>> begin MATERIAL SUPPLIED
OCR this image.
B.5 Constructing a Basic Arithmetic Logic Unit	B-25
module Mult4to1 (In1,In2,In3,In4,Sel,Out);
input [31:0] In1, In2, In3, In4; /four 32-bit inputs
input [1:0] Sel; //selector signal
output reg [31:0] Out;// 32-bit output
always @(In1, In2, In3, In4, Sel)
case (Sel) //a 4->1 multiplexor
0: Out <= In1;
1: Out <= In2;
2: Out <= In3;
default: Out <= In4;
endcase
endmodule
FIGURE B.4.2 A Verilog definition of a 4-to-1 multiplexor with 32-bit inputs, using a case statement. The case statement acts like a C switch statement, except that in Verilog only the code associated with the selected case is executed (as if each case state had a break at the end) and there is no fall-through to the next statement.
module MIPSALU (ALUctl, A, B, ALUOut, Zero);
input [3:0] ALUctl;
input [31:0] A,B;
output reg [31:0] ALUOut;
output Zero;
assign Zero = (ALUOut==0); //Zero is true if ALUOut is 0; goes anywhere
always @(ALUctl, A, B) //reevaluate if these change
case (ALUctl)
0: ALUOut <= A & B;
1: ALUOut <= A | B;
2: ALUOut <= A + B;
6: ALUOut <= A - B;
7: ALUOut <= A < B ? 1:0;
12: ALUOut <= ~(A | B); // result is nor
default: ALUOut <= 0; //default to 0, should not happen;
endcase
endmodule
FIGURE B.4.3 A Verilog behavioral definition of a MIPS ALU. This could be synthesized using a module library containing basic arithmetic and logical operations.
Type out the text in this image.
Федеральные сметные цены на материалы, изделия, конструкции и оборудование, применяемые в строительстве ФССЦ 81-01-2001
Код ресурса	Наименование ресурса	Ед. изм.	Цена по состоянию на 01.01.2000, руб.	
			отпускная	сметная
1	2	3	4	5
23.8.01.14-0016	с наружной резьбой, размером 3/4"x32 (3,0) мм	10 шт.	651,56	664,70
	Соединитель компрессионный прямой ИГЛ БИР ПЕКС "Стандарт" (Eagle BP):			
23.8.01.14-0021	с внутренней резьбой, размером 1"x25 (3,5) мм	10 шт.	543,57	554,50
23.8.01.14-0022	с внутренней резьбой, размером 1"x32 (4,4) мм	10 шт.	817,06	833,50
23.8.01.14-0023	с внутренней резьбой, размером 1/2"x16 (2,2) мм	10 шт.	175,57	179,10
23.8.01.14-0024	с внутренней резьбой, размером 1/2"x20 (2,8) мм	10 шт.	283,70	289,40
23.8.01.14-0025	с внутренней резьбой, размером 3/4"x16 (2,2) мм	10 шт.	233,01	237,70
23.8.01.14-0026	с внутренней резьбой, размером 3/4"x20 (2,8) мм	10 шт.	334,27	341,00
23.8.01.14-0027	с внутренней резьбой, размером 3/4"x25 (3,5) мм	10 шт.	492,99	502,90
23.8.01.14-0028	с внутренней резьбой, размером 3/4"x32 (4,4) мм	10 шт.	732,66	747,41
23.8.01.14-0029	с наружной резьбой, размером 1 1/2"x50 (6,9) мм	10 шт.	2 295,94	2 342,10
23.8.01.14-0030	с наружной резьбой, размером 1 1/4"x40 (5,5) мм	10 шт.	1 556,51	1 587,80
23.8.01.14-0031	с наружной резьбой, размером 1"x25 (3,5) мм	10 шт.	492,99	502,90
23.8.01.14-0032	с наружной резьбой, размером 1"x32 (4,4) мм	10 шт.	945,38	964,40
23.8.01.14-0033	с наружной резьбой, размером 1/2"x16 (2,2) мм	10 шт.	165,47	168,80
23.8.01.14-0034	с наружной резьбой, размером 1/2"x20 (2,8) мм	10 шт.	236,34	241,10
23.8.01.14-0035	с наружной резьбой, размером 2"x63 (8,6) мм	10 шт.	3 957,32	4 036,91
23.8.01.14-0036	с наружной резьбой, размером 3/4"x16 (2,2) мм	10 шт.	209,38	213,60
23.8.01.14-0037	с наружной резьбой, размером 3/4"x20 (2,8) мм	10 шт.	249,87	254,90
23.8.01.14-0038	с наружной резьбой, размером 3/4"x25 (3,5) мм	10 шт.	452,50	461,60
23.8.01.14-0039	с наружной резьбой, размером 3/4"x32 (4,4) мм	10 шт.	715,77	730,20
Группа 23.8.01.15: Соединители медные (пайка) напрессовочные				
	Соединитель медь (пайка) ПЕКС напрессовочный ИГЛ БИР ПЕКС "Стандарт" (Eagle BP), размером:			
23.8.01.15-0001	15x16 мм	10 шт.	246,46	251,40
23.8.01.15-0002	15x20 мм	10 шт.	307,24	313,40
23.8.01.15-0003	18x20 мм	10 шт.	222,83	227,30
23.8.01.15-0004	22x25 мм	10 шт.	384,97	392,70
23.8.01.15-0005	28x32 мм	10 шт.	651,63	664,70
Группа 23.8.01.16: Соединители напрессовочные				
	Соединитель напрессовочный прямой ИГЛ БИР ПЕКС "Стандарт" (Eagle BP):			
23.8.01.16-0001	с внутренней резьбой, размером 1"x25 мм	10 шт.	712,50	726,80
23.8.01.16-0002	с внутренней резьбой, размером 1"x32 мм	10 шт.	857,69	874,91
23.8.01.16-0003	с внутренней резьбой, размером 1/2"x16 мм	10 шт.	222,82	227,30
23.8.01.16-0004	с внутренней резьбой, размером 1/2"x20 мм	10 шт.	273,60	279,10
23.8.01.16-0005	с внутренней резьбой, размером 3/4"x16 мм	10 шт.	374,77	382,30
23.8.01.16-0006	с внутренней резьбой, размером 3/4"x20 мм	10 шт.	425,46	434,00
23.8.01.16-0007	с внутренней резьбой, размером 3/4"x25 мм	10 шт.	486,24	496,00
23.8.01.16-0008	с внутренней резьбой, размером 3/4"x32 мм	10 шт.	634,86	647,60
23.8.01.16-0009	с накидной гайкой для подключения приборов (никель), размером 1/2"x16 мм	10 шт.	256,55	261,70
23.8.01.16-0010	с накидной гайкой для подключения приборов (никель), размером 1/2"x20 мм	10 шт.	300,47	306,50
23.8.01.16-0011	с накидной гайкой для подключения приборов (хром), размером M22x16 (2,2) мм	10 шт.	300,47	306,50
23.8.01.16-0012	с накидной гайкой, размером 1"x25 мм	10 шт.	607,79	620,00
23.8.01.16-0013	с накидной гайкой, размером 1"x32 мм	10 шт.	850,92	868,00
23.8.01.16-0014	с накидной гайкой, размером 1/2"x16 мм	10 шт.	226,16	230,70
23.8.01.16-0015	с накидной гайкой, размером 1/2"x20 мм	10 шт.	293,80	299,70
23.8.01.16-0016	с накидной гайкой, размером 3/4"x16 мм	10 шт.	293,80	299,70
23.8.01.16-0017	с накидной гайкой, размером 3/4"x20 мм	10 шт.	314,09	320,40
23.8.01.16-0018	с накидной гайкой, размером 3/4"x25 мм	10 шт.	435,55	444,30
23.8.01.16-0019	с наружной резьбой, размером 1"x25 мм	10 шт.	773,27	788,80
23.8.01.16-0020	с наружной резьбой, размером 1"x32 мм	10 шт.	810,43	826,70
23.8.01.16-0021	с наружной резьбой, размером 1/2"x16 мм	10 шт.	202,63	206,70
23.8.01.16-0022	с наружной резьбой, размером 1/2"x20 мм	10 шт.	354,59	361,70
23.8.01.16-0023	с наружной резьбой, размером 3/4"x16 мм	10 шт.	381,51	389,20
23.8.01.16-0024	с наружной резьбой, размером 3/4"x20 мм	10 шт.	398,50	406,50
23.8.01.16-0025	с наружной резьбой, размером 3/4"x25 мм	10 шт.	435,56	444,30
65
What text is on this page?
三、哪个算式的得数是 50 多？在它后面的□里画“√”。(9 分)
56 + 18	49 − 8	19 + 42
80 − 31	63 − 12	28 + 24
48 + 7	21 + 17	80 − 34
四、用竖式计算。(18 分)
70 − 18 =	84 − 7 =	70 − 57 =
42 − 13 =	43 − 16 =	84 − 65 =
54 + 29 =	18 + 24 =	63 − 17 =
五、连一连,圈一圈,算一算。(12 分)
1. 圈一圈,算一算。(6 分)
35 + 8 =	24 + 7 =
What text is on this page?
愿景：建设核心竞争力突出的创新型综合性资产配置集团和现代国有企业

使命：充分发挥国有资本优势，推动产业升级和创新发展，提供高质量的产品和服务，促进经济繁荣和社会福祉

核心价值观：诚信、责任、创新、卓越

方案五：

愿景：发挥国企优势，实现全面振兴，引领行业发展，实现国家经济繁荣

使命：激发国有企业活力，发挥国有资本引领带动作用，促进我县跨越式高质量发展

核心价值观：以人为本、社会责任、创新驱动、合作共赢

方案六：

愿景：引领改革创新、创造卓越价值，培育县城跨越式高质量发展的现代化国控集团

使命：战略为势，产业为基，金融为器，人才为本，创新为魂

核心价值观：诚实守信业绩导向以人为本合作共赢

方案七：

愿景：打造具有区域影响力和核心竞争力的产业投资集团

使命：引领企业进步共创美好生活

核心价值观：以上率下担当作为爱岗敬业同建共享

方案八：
>> end MATERIAL SUPPLIED
**TASK DESCRIPTION**.
Which lines in the records above contain the string "always"? Copy each one.

**OUTPUT BELOW**.
always @(In1, In2, In3, In4, Sel)
always @(ALUctl, A, B) //reevaluate if these change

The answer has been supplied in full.